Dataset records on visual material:
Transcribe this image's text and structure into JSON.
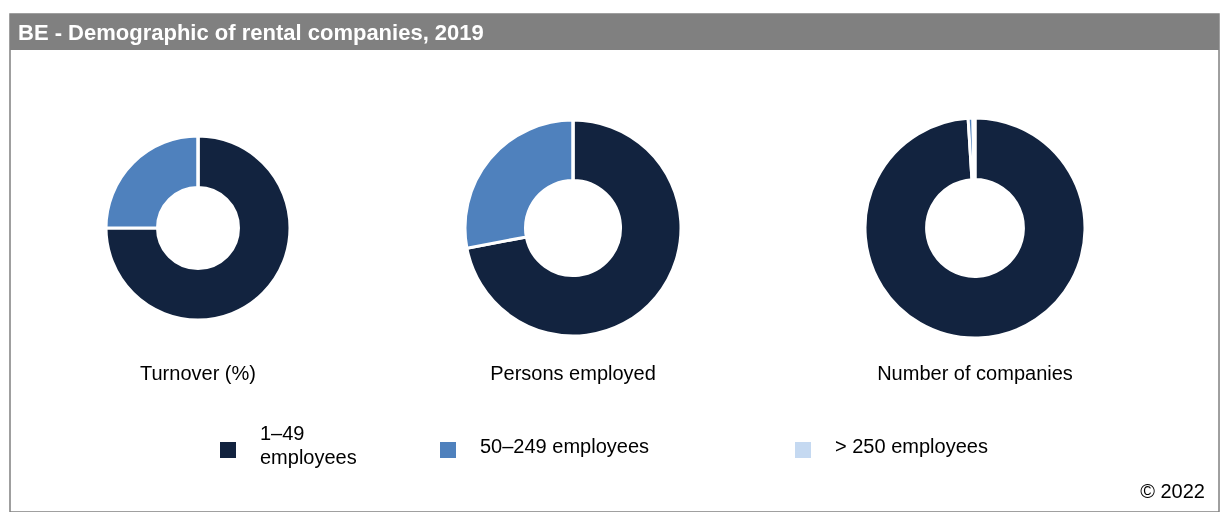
{
  "chart_data": [
    {
      "type": "donut",
      "title": "BE - Demographic of rental companies, 2019",
      "xlabel": "Turnover (%)",
      "categories": [
        "1–49 employees",
        "50–249 employees",
        "> 250 employees"
      ],
      "values": [
        75,
        25,
        0
      ],
      "colors": [
        "#12233f",
        "#4f81bd",
        "#c5d9f1"
      ],
      "legend": "bottom"
    },
    {
      "type": "donut",
      "xlabel": "Persons employed",
      "categories": [
        null,
        null,
        null
      ],
      "values": [
        72,
        28,
        0
      ],
      "colors": [
        "#12233f",
        "#4f81bd",
        "#c5d9f1"
      ]
    },
    {
      "type": "donut",
      "xlabel": "Number of companies",
      "categories": [
        null,
        null,
        null
      ],
      "values": [
        99,
        0.7,
        0.3
      ],
      "colors": [
        "#12233f",
        "#4f81bd",
        "#c5d9f1"
      ],
      "annotations": [
        "© 2022"
      ]
    }
  ]
}
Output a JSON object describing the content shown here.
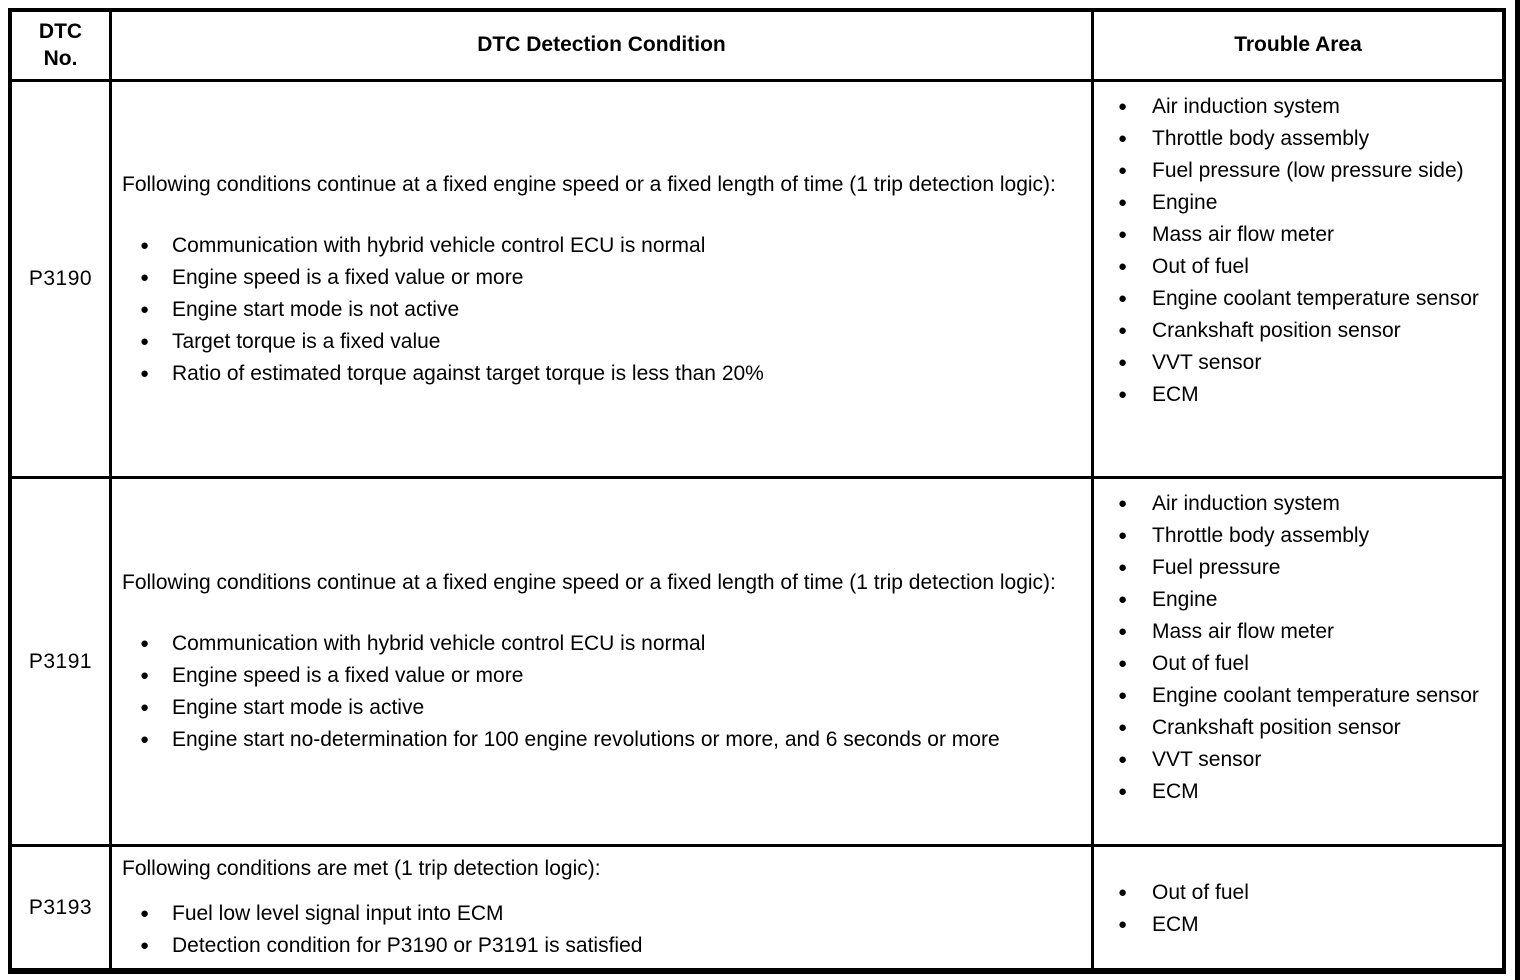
{
  "colors": {
    "border": "#000000",
    "background": "#ffffff",
    "text": "#000000"
  },
  "table": {
    "headers": {
      "dtc_no_line1": "DTC",
      "dtc_no_line2": "No.",
      "detection_condition": "DTC Detection Condition",
      "trouble_area": "Trouble Area"
    },
    "rows": [
      {
        "dtc": "P3190",
        "intro": "Following conditions continue at a fixed engine speed or a fixed length of time (1 trip detection logic):",
        "conditions": [
          "Communication with hybrid vehicle control ECU is normal",
          "Engine speed is a fixed value or more",
          "Engine start mode is not active",
          "Target torque is a fixed value",
          "Ratio of estimated torque against target torque is less than 20%"
        ],
        "trouble_areas": [
          "Air induction system",
          "Throttle body assembly",
          "Fuel pressure (low pressure side)",
          "Engine",
          "Mass air flow meter",
          "Out of fuel",
          "Engine coolant temperature sensor",
          "Crankshaft position sensor",
          "VVT sensor",
          "ECM"
        ]
      },
      {
        "dtc": "P3191",
        "intro": "Following conditions continue at a fixed engine speed or a fixed length of time (1 trip detection logic):",
        "conditions": [
          "Communication with hybrid vehicle control ECU is normal",
          "Engine speed is a fixed value or more",
          "Engine start mode is active",
          "Engine start no-determination for 100 engine revolutions or more, and 6 seconds or more"
        ],
        "trouble_areas": [
          "Air induction system",
          "Throttle body assembly",
          "Fuel pressure",
          "Engine",
          "Mass air flow meter",
          "Out of fuel",
          "Engine coolant temperature sensor",
          "Crankshaft position sensor",
          "VVT sensor",
          "ECM"
        ]
      },
      {
        "dtc": "P3193",
        "intro": "Following conditions are met (1 trip detection logic):",
        "conditions": [
          "Fuel low level signal input into ECM",
          "Detection condition for P3190 or P3191 is satisfied"
        ],
        "trouble_areas": [
          "Out of fuel",
          "ECM"
        ]
      }
    ]
  }
}
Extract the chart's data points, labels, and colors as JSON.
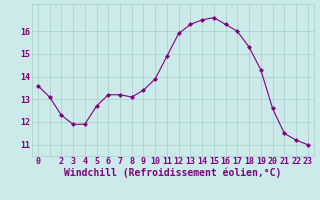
{
  "x": [
    0,
    1,
    2,
    3,
    4,
    5,
    6,
    7,
    8,
    9,
    10,
    11,
    12,
    13,
    14,
    15,
    16,
    17,
    18,
    19,
    20,
    21,
    22,
    23
  ],
  "y": [
    13.6,
    13.1,
    12.3,
    11.9,
    11.9,
    12.7,
    13.2,
    13.2,
    13.1,
    13.4,
    13.9,
    14.9,
    15.9,
    16.3,
    16.5,
    16.6,
    16.3,
    16.0,
    15.3,
    14.3,
    12.6,
    11.5,
    11.2,
    11.0
  ],
  "x_labels": [
    "0",
    "",
    "2",
    "3",
    "4",
    "5",
    "6",
    "7",
    "8",
    "9",
    "10",
    "11",
    "12",
    "13",
    "14",
    "15",
    "16",
    "17",
    "18",
    "19",
    "20",
    "21",
    "22",
    "23"
  ],
  "line_color": "#800080",
  "marker": "D",
  "marker_size": 2.0,
  "bg_color": "#cceaea",
  "grid_color": "#aacccc",
  "xlabel": "Windchill (Refroidissement éolien,°C)",
  "xlabel_color": "#800080",
  "xlabel_fontsize": 7.0,
  "tick_color": "#800080",
  "tick_fontsize": 6.0,
  "ylim": [
    10.5,
    17.2
  ],
  "yticks": [
    11,
    12,
    13,
    14,
    15,
    16
  ],
  "xlim": [
    -0.5,
    23.5
  ]
}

▶ **The task**
Which lines in the records above contain the string "pressure"? Copy each one.

▶ **Worked solution**
          "Fuel pressure (low pressure side)",
          "Fuel pressure",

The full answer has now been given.